**Records for this exercise**.
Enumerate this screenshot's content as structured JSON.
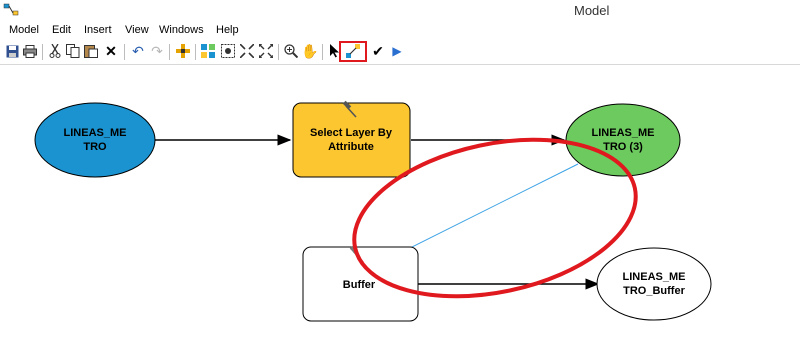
{
  "window": {
    "title": "Model"
  },
  "menu": {
    "items": [
      "Model",
      "Edit",
      "Insert",
      "View",
      "Windows",
      "Help"
    ]
  },
  "toolbar": {
    "icons": [
      "save-icon",
      "print-icon",
      "cut-icon",
      "copy-icon",
      "paste-icon",
      "delete-icon",
      "undo-icon",
      "redo-icon",
      "add-data-icon",
      "auto-layout-icon",
      "full-extent-icon",
      "zoom-in-fixed-icon",
      "zoom-out-fixed-icon",
      "zoom-in-icon",
      "pan-icon",
      "select-icon",
      "connect-icon",
      "validate-icon",
      "run-icon"
    ],
    "highlighted": "connect-icon",
    "highlight_color": "#e0191f"
  },
  "model": {
    "nodes": {
      "input": {
        "line1": "LINEAS_ME",
        "line2": "TRO",
        "fill": "#1a93d0"
      },
      "tool1": {
        "line1": "Select Layer By",
        "line2": "Attribute",
        "fill": "#fcc630"
      },
      "output1": {
        "line1": "LINEAS_ME",
        "line2": "TRO (3)",
        "fill": "#6dca5e"
      },
      "tool2": {
        "line1": "Buffer",
        "fill": "#ffffff"
      },
      "output2": {
        "line1": "LINEAS_ME",
        "line2": "TRO_Buffer",
        "fill": "#ffffff"
      }
    },
    "annotation_color": "#e0191f",
    "connector_color": "#3ba2e6"
  }
}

**Given request**. Each entry should be repeated exactly as it appears; the pictures stay out.

**Solution below**.
Enumerate this screenshot's content as structured JSON.
{
  "window": {
    "title": "Model"
  },
  "menu": {
    "items": [
      "Model",
      "Edit",
      "Insert",
      "View",
      "Windows",
      "Help"
    ]
  },
  "toolbar": {
    "icons": [
      "save-icon",
      "print-icon",
      "cut-icon",
      "copy-icon",
      "paste-icon",
      "delete-icon",
      "undo-icon",
      "redo-icon",
      "add-data-icon",
      "auto-layout-icon",
      "full-extent-icon",
      "zoom-in-fixed-icon",
      "zoom-out-fixed-icon",
      "zoom-in-icon",
      "pan-icon",
      "select-icon",
      "connect-icon",
      "validate-icon",
      "run-icon"
    ],
    "highlighted": "connect-icon",
    "highlight_color": "#e0191f"
  },
  "model": {
    "nodes": {
      "input": {
        "line1": "LINEAS_ME",
        "line2": "TRO",
        "fill": "#1a93d0"
      },
      "tool1": {
        "line1": "Select Layer By",
        "line2": "Attribute",
        "fill": "#fcc630"
      },
      "output1": {
        "line1": "LINEAS_ME",
        "line2": "TRO (3)",
        "fill": "#6dca5e"
      },
      "tool2": {
        "line1": "Buffer",
        "fill": "#ffffff"
      },
      "output2": {
        "line1": "LINEAS_ME",
        "line2": "TRO_Buffer",
        "fill": "#ffffff"
      }
    },
    "annotation_color": "#e0191f",
    "connector_color": "#3ba2e6"
  }
}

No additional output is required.